Aim:
Please find all lines in the data that hold the string "signal" and copy them.

Information provided:
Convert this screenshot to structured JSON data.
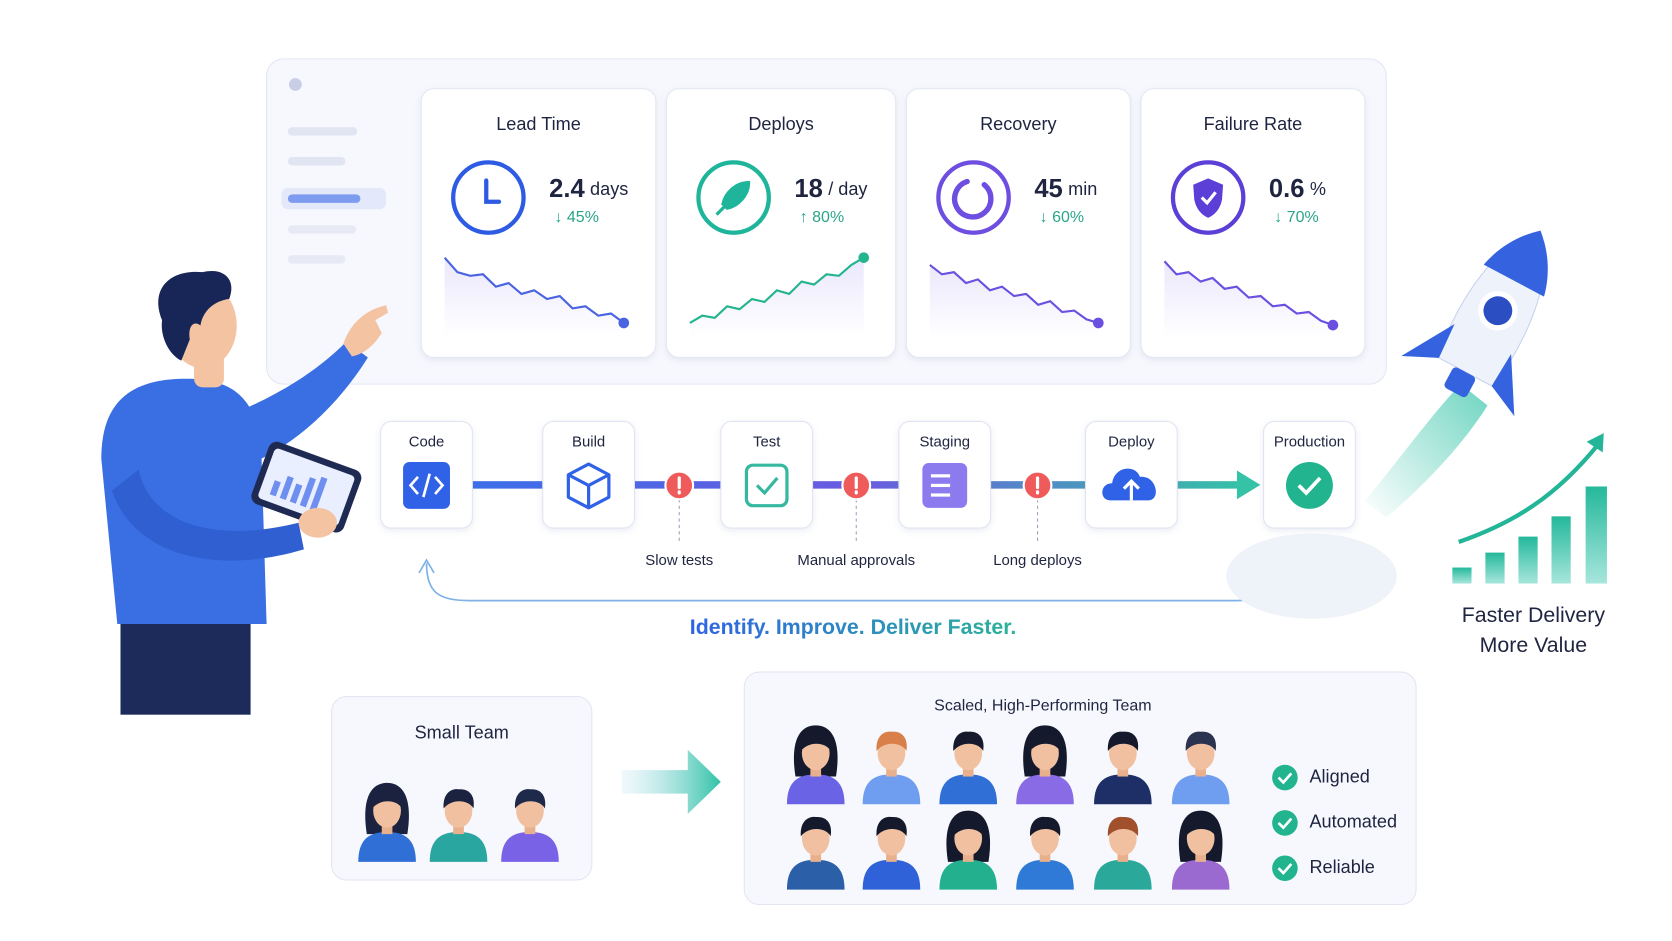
{
  "dashboard": {
    "metrics": [
      {
        "title": "Lead Time",
        "value": "2.4",
        "unit": "days",
        "change": "↓ 45%"
      },
      {
        "title": "Deploys",
        "value": "18",
        "unit": "/ day",
        "change": "↑ 80%"
      },
      {
        "title": "Recovery",
        "value": "45",
        "unit": "min",
        "change": "↓ 60%"
      },
      {
        "title": "Failure Rate",
        "value": "0.6",
        "unit": "%",
        "change": "↓ 70%"
      }
    ]
  },
  "pipeline": {
    "stages": [
      "Code",
      "Build",
      "Test",
      "Staging",
      "Deploy",
      "Production"
    ],
    "bottlenecks": [
      "Slow tests",
      "Manual approvals",
      "Long deploys"
    ],
    "tagline": "Identify. Improve. Deliver Faster."
  },
  "outcome": [
    "Faster Delivery",
    "More Value"
  ],
  "teams": {
    "small": "Small Team",
    "scaled": "Scaled, High-Performing Team",
    "traits": [
      "Aligned",
      "Automated",
      "Reliable"
    ]
  }
}
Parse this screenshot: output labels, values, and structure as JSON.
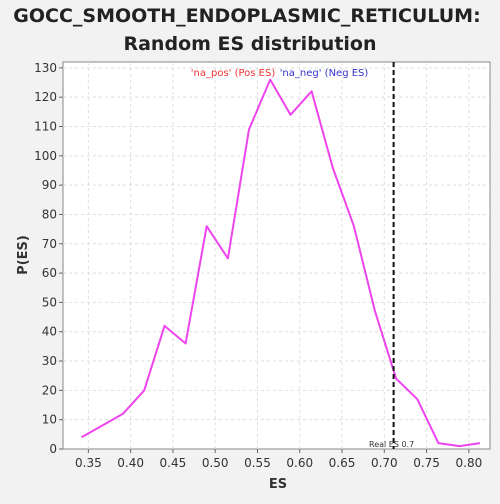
{
  "chart_data": {
    "type": "line",
    "title_line1": "GOCC_SMOOTH_ENDOPLASMIC_RETICULUM:",
    "title_line2": "Random ES distribution",
    "xlabel": "ES",
    "ylabel": "P(ES)",
    "xlim": [
      0.32,
      0.825
    ],
    "ylim": [
      0,
      132
    ],
    "x_ticks": [
      "0.35",
      "0.40",
      "0.45",
      "0.50",
      "0.55",
      "0.60",
      "0.65",
      "0.70",
      "0.75",
      "0.80"
    ],
    "y_ticks": [
      "0",
      "10",
      "20",
      "30",
      "40",
      "50",
      "60",
      "70",
      "80",
      "90",
      "100",
      "110",
      "120",
      "130"
    ],
    "grid": true,
    "series": [
      {
        "color": "#ee44ee",
        "x": [
          0.342,
          0.391,
          0.416,
          0.44,
          0.465,
          0.49,
          0.515,
          0.54,
          0.565,
          0.589,
          0.614,
          0.639,
          0.664,
          0.689,
          0.714,
          0.739,
          0.764,
          0.789,
          0.813
        ],
        "y": [
          4,
          12,
          20,
          42,
          36,
          76,
          65,
          109,
          126,
          114,
          122,
          96,
          76,
          47,
          24,
          17,
          2,
          1,
          2
        ]
      }
    ],
    "real_es": {
      "x": 0.711,
      "label": "Real ES 0.7"
    },
    "annotations": {
      "pos_label": "'na_pos' (Pos ES)",
      "neg_label": "'na_neg' (Neg ES)",
      "pos_color": "#ee3333",
      "neg_color": "#3333cc"
    }
  }
}
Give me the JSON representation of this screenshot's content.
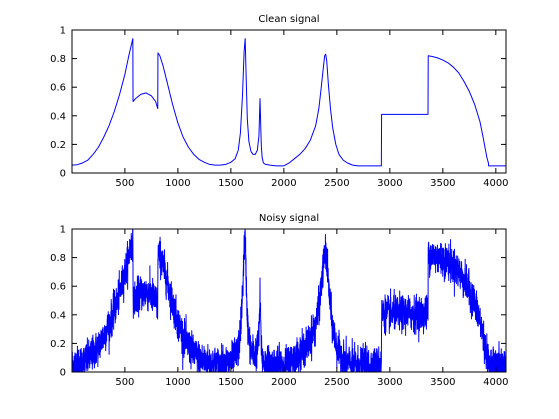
{
  "chart_data": [
    {
      "type": "line",
      "title": "Clean signal",
      "xlim": [
        1,
        4096
      ],
      "ylim": [
        0,
        1
      ],
      "xticks": [
        500,
        1000,
        1500,
        2000,
        2500,
        3000,
        3500,
        4000
      ],
      "xtick_labels": [
        "500",
        "1000",
        "1500",
        "2000",
        "2500",
        "3000",
        "3500",
        "4000"
      ],
      "yticks": [
        0,
        0.2,
        0.4,
        0.6,
        0.8,
        1
      ],
      "ytick_labels": [
        "0",
        "0.2",
        "0.4",
        "0.6",
        "0.8",
        "1"
      ],
      "grid": false,
      "series": [
        {
          "color": "#0000ff",
          "x": [
            1,
            50,
            100,
            150,
            200,
            250,
            300,
            350,
            400,
            450,
            500,
            540,
            575,
            577,
            600,
            650,
            700,
            750,
            790,
            810,
            812,
            830,
            860,
            900,
            950,
            1000,
            1050,
            1100,
            1150,
            1200,
            1250,
            1300,
            1350,
            1400,
            1450,
            1500,
            1540,
            1570,
            1590,
            1610,
            1625,
            1635,
            1645,
            1655,
            1670,
            1690,
            1710,
            1730,
            1750,
            1765,
            1775,
            1783,
            1788,
            1795,
            1805,
            1815,
            1830,
            1850,
            1870,
            1900,
            1930,
            1960,
            1990,
            2000,
            2050,
            2100,
            2150,
            2200,
            2250,
            2300,
            2330,
            2350,
            2370,
            2385,
            2395,
            2405,
            2420,
            2440,
            2460,
            2490,
            2520,
            2560,
            2600,
            2650,
            2700,
            2750,
            2800,
            2850,
            2900,
            2920,
            2922,
            2950,
            3000,
            3100,
            3200,
            3300,
            3360,
            3362,
            3400,
            3450,
            3500,
            3550,
            3600,
            3650,
            3700,
            3750,
            3800,
            3850,
            3880,
            3900,
            3915,
            3930,
            3932,
            3960,
            4000,
            4050,
            4096
          ],
          "y": [
            0.055,
            0.058,
            0.07,
            0.09,
            0.13,
            0.18,
            0.25,
            0.33,
            0.43,
            0.55,
            0.69,
            0.83,
            0.94,
            0.5,
            0.52,
            0.55,
            0.56,
            0.54,
            0.5,
            0.45,
            0.84,
            0.82,
            0.75,
            0.63,
            0.48,
            0.35,
            0.25,
            0.18,
            0.13,
            0.095,
            0.075,
            0.06,
            0.055,
            0.055,
            0.06,
            0.075,
            0.1,
            0.16,
            0.28,
            0.55,
            0.85,
            0.94,
            0.65,
            0.38,
            0.22,
            0.15,
            0.13,
            0.13,
            0.16,
            0.26,
            0.52,
            0.3,
            0.18,
            0.11,
            0.075,
            0.065,
            0.06,
            0.058,
            0.055,
            0.052,
            0.05,
            0.05,
            0.05,
            0.05,
            0.07,
            0.1,
            0.13,
            0.17,
            0.23,
            0.33,
            0.45,
            0.58,
            0.72,
            0.82,
            0.83,
            0.78,
            0.62,
            0.45,
            0.32,
            0.2,
            0.13,
            0.09,
            0.07,
            0.055,
            0.05,
            0.05,
            0.05,
            0.05,
            0.05,
            0.05,
            0.41,
            0.41,
            0.41,
            0.41,
            0.41,
            0.41,
            0.41,
            0.82,
            0.815,
            0.805,
            0.79,
            0.77,
            0.74,
            0.7,
            0.64,
            0.57,
            0.48,
            0.36,
            0.25,
            0.17,
            0.11,
            0.07,
            0.05,
            0.05,
            0.05,
            0.05,
            0.05
          ]
        }
      ]
    },
    {
      "type": "line",
      "title": "Noisy signal",
      "xlim": [
        1,
        4096
      ],
      "ylim": [
        0,
        1
      ],
      "xticks": [
        500,
        1000,
        1500,
        2000,
        2500,
        3000,
        3500,
        4000
      ],
      "xtick_labels": [
        "500",
        "1000",
        "1500",
        "2000",
        "2500",
        "3000",
        "3500",
        "4000"
      ],
      "yticks": [
        0,
        0.2,
        0.4,
        0.6,
        0.8,
        1
      ],
      "ytick_labels": [
        "0",
        "0.2",
        "0.4",
        "0.6",
        "0.8",
        "1"
      ],
      "grid": false,
      "noise_amplitude": 0.06,
      "series": [
        {
          "color": "#0000ff",
          "x": [
            1,
            50,
            100,
            150,
            200,
            250,
            300,
            350,
            400,
            450,
            500,
            540,
            575,
            577,
            600,
            650,
            700,
            750,
            790,
            810,
            812,
            830,
            860,
            900,
            950,
            1000,
            1050,
            1100,
            1150,
            1200,
            1250,
            1300,
            1350,
            1400,
            1450,
            1500,
            1540,
            1570,
            1590,
            1610,
            1625,
            1635,
            1645,
            1655,
            1670,
            1690,
            1710,
            1730,
            1750,
            1765,
            1775,
            1783,
            1788,
            1795,
            1805,
            1815,
            1830,
            1850,
            1870,
            1900,
            1930,
            1960,
            1990,
            2000,
            2050,
            2100,
            2150,
            2200,
            2250,
            2300,
            2330,
            2350,
            2370,
            2385,
            2395,
            2405,
            2420,
            2440,
            2460,
            2490,
            2520,
            2560,
            2600,
            2650,
            2700,
            2750,
            2800,
            2850,
            2900,
            2920,
            2922,
            2950,
            3000,
            3100,
            3200,
            3300,
            3360,
            3362,
            3400,
            3450,
            3500,
            3550,
            3600,
            3650,
            3700,
            3750,
            3800,
            3850,
            3880,
            3900,
            3915,
            3930,
            3932,
            3960,
            4000,
            4050,
            4096
          ],
          "y": [
            0.055,
            0.058,
            0.07,
            0.09,
            0.13,
            0.18,
            0.25,
            0.33,
            0.43,
            0.55,
            0.69,
            0.83,
            0.94,
            0.5,
            0.52,
            0.55,
            0.56,
            0.54,
            0.5,
            0.45,
            0.84,
            0.82,
            0.75,
            0.63,
            0.48,
            0.35,
            0.25,
            0.18,
            0.13,
            0.095,
            0.075,
            0.06,
            0.055,
            0.055,
            0.06,
            0.075,
            0.1,
            0.16,
            0.28,
            0.55,
            0.85,
            0.94,
            0.65,
            0.38,
            0.22,
            0.15,
            0.13,
            0.13,
            0.16,
            0.26,
            0.52,
            0.3,
            0.18,
            0.11,
            0.075,
            0.065,
            0.06,
            0.058,
            0.055,
            0.052,
            0.05,
            0.05,
            0.05,
            0.05,
            0.07,
            0.1,
            0.13,
            0.17,
            0.23,
            0.33,
            0.45,
            0.58,
            0.72,
            0.82,
            0.83,
            0.78,
            0.62,
            0.45,
            0.32,
            0.2,
            0.13,
            0.09,
            0.07,
            0.055,
            0.05,
            0.05,
            0.05,
            0.05,
            0.05,
            0.05,
            0.41,
            0.41,
            0.41,
            0.41,
            0.41,
            0.41,
            0.41,
            0.82,
            0.815,
            0.805,
            0.79,
            0.77,
            0.74,
            0.7,
            0.64,
            0.57,
            0.48,
            0.36,
            0.25,
            0.17,
            0.11,
            0.07,
            0.05,
            0.05,
            0.05,
            0.05,
            0.05
          ]
        }
      ]
    }
  ]
}
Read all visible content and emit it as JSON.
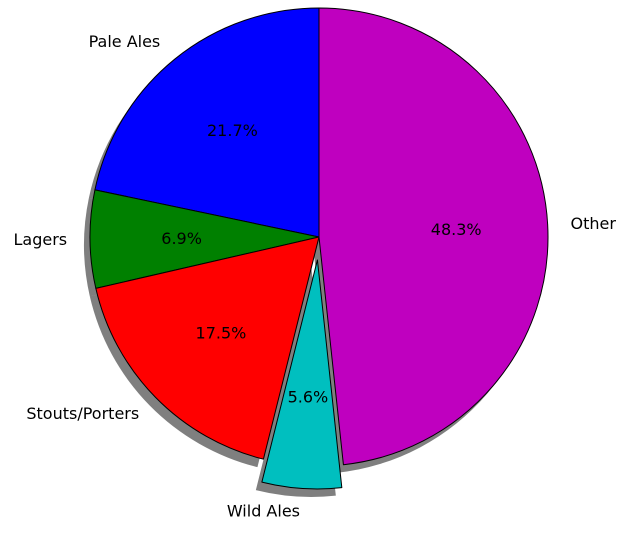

Answer to this task:
      "title": "Clean signal",
      "title": "Noisy signal",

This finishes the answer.